■ **GOAL OF THE EXERCISE**
The records that follow must be repeated verbatim, every one of them.

■ **DATASET**
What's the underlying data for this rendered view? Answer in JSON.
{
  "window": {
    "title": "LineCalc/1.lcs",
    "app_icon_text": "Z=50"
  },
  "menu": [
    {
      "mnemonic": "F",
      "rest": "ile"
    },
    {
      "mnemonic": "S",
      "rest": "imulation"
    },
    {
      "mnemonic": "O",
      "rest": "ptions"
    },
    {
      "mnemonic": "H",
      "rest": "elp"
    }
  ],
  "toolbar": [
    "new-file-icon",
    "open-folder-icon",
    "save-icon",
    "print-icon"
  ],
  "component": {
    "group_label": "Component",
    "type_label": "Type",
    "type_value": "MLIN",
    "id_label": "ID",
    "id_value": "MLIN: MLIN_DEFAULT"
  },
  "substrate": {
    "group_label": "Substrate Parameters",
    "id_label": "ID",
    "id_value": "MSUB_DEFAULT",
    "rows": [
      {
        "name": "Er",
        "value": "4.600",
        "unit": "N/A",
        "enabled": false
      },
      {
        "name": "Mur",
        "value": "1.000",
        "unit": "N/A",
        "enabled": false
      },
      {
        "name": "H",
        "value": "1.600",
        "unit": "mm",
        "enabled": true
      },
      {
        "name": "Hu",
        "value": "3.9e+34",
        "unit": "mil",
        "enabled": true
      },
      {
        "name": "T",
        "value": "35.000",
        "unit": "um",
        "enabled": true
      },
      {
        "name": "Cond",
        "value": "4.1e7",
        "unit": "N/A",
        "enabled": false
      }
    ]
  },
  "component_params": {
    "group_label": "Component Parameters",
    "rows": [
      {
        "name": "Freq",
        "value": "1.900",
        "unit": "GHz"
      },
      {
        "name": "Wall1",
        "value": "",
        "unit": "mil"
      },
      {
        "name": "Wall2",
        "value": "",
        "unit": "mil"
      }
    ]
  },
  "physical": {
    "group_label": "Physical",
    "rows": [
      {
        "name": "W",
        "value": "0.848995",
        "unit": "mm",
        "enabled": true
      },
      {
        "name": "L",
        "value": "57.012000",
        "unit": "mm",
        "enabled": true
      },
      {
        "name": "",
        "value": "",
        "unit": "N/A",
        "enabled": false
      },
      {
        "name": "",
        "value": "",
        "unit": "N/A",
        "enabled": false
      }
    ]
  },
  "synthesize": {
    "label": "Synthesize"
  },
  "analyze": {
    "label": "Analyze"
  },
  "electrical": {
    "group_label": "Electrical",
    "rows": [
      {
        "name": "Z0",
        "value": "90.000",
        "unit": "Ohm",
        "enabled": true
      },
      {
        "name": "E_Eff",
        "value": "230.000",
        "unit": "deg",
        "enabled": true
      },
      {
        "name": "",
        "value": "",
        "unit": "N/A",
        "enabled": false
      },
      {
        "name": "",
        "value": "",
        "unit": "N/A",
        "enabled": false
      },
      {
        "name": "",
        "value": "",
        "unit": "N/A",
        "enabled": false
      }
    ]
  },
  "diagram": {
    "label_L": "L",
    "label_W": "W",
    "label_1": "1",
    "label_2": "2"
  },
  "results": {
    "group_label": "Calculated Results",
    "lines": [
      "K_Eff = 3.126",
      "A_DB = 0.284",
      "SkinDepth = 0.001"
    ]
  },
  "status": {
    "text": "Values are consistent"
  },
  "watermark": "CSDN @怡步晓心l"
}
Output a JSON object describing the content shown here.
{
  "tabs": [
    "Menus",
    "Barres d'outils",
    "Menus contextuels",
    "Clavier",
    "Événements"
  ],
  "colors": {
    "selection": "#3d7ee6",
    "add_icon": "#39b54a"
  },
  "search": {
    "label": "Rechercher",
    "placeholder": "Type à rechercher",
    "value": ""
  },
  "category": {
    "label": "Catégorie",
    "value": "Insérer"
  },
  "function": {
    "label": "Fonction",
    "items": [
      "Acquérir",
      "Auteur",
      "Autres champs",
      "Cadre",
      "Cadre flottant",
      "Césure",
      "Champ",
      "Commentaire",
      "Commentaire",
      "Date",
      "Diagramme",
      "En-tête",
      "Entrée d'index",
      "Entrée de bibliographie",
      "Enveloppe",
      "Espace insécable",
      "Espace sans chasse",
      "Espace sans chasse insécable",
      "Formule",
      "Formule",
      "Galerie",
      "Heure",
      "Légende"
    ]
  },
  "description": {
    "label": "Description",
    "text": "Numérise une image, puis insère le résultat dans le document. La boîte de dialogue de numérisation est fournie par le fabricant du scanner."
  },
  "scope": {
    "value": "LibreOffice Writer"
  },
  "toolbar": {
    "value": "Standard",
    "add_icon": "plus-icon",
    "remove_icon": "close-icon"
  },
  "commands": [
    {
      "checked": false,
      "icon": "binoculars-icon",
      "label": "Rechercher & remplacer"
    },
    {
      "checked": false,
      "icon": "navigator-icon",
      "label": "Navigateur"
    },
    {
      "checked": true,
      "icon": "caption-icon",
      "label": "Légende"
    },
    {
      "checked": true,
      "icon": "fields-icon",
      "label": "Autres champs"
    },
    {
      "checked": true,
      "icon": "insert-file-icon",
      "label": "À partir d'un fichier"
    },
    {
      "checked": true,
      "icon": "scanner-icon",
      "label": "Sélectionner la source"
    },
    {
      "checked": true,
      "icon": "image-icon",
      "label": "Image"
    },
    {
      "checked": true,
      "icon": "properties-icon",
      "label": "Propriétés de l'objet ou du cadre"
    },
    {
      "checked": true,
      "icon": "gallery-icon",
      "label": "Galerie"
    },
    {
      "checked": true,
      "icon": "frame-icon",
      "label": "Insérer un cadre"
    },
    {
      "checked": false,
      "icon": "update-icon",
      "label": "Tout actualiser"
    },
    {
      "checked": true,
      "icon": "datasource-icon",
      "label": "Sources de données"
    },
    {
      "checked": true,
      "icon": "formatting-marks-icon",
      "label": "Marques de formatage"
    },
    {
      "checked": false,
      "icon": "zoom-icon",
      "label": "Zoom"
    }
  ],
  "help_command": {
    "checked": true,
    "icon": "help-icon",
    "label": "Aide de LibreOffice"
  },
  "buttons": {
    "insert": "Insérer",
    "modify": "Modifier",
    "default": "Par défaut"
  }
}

■ **THE COMPLETED TASK**
What's the underlying data for this rendered view? Answer in JSON.
{
  "window": {
    "title": "LineCalc/1.lcs",
    "app_icon_text": "Z=50"
  },
  "menu": [
    {
      "mnemonic": "F",
      "rest": "ile"
    },
    {
      "mnemonic": "S",
      "rest": "imulation"
    },
    {
      "mnemonic": "O",
      "rest": "ptions"
    },
    {
      "mnemonic": "H",
      "rest": "elp"
    }
  ],
  "toolbar": [
    "new-file-icon",
    "open-folder-icon",
    "save-icon",
    "print-icon"
  ],
  "component": {
    "group_label": "Component",
    "type_label": "Type",
    "type_value": "MLIN",
    "id_label": "ID",
    "id_value": "MLIN: MLIN_DEFAULT"
  },
  "substrate": {
    "group_label": "Substrate Parameters",
    "id_label": "ID",
    "id_value": "MSUB_DEFAULT",
    "rows": [
      {
        "name": "Er",
        "value": "4.600",
        "unit": "N/A",
        "enabled": false
      },
      {
        "name": "Mur",
        "value": "1.000",
        "unit": "N/A",
        "enabled": false
      },
      {
        "name": "H",
        "value": "1.600",
        "unit": "mm",
        "enabled": true
      },
      {
        "name": "Hu",
        "value": "3.9e+34",
        "unit": "mil",
        "enabled": true
      },
      {
        "name": "T",
        "value": "35.000",
        "unit": "um",
        "enabled": true
      },
      {
        "name": "Cond",
        "value": "4.1e7",
        "unit": "N/A",
        "enabled": false
      }
    ]
  },
  "component_params": {
    "group_label": "Component Parameters",
    "rows": [
      {
        "name": "Freq",
        "value": "1.900",
        "unit": "GHz"
      },
      {
        "name": "Wall1",
        "value": "",
        "unit": "mil"
      },
      {
        "name": "Wall2",
        "value": "",
        "unit": "mil"
      }
    ]
  },
  "physical": {
    "group_label": "Physical",
    "rows": [
      {
        "name": "W",
        "value": "0.848995",
        "unit": "mm",
        "enabled": true
      },
      {
        "name": "L",
        "value": "57.012000",
        "unit": "mm",
        "enabled": true
      },
      {
        "name": "",
        "value": "",
        "unit": "N/A",
        "enabled": false
      },
      {
        "name": "",
        "value": "",
        "unit": "N/A",
        "enabled": false
      }
    ]
  },
  "synthesize": {
    "label": "Synthesize"
  },
  "analyze": {
    "label": "Analyze"
  },
  "electrical": {
    "group_label": "Electrical",
    "rows": [
      {
        "name": "Z0",
        "value": "90.000",
        "unit": "Ohm",
        "enabled": true
      },
      {
        "name": "E_Eff",
        "value": "230.000",
        "unit": "deg",
        "enabled": true
      },
      {
        "name": "",
        "value": "",
        "unit": "N/A",
        "enabled": false
      },
      {
        "name": "",
        "value": "",
        "unit": "N/A",
        "enabled": false
      },
      {
        "name": "",
        "value": "",
        "unit": "N/A",
        "enabled": false
      }
    ]
  },
  "diagram": {
    "label_L": "L",
    "label_W": "W",
    "label_1": "1",
    "label_2": "2"
  },
  "results": {
    "group_label": "Calculated Results",
    "lines": [
      "K_Eff = 3.126",
      "A_DB = 0.284",
      "SkinDepth = 0.001"
    ]
  },
  "status": {
    "text": "Values are consistent"
  },
  "watermark": "CSDN @怡步晓心l"
}
Output a JSON object describing the content shown here.
{
  "tabs": [
    "Menus",
    "Barres d'outils",
    "Menus contextuels",
    "Clavier",
    "Événements"
  ],
  "colors": {
    "selection": "#3d7ee6",
    "add_icon": "#39b54a"
  },
  "search": {
    "label": "Rechercher",
    "placeholder": "Type à rechercher",
    "value": ""
  },
  "category": {
    "label": "Catégorie",
    "value": "Insérer"
  },
  "function": {
    "label": "Fonction",
    "items": [
      "Acquérir",
      "Auteur",
      "Autres champs",
      "Cadre",
      "Cadre flottant",
      "Césure",
      "Champ",
      "Commentaire",
      "Commentaire",
      "Date",
      "Diagramme",
      "En-tête",
      "Entrée d'index",
      "Entrée de bibliographie",
      "Enveloppe",
      "Espace insécable",
      "Espace sans chasse",
      "Espace sans chasse insécable",
      "Formule",
      "Formule",
      "Galerie",
      "Heure",
      "Légende"
    ]
  },
  "description": {
    "label": "Description",
    "text": "Numérise une image, puis insère le résultat dans le document. La boîte de dialogue de numérisation est fournie par le fabricant du scanner."
  },
  "scope": {
    "value": "LibreOffice Writer"
  },
  "toolbar": {
    "value": "Standard",
    "add_icon": "plus-icon",
    "remove_icon": "close-icon"
  },
  "commands": [
    {
      "checked": false,
      "icon": "binoculars-icon",
      "label": "Rechercher & remplacer"
    },
    {
      "checked": false,
      "icon": "navigator-icon",
      "label": "Navigateur"
    },
    {
      "checked": true,
      "icon": "caption-icon",
      "label": "Légende"
    },
    {
      "checked": true,
      "icon": "fields-icon",
      "label": "Autres champs"
    },
    {
      "checked": true,
      "icon": "insert-file-icon",
      "label": "À partir d'un fichier"
    },
    {
      "checked": true,
      "icon": "scanner-icon",
      "label": "Sélectionner la source"
    },
    {
      "checked": true,
      "icon": "image-icon",
      "label": "Image"
    },
    {
      "checked": true,
      "icon": "properties-icon",
      "label": "Propriétés de l'objet ou du cadre"
    },
    {
      "checked": true,
      "icon": "gallery-icon",
      "label": "Galerie"
    },
    {
      "checked": true,
      "icon": "frame-icon",
      "label": "Insérer un cadre"
    },
    {
      "checked": false,
      "icon": "update-icon",
      "label": "Tout actualiser"
    },
    {
      "checked": true,
      "icon": "datasource-icon",
      "label": "Sources de données"
    },
    {
      "checked": true,
      "icon": "formatting-marks-icon",
      "label": "Marques de formatage"
    },
    {
      "checked": false,
      "icon": "zoom-icon",
      "label": "Zoom"
    }
  ],
  "help_command": {
    "checked": true,
    "icon": "help-icon",
    "label": "Aide de LibreOffice"
  },
  "buttons": {
    "insert": "Insérer",
    "modify": "Modifier",
    "default": "Par défaut"
  }
}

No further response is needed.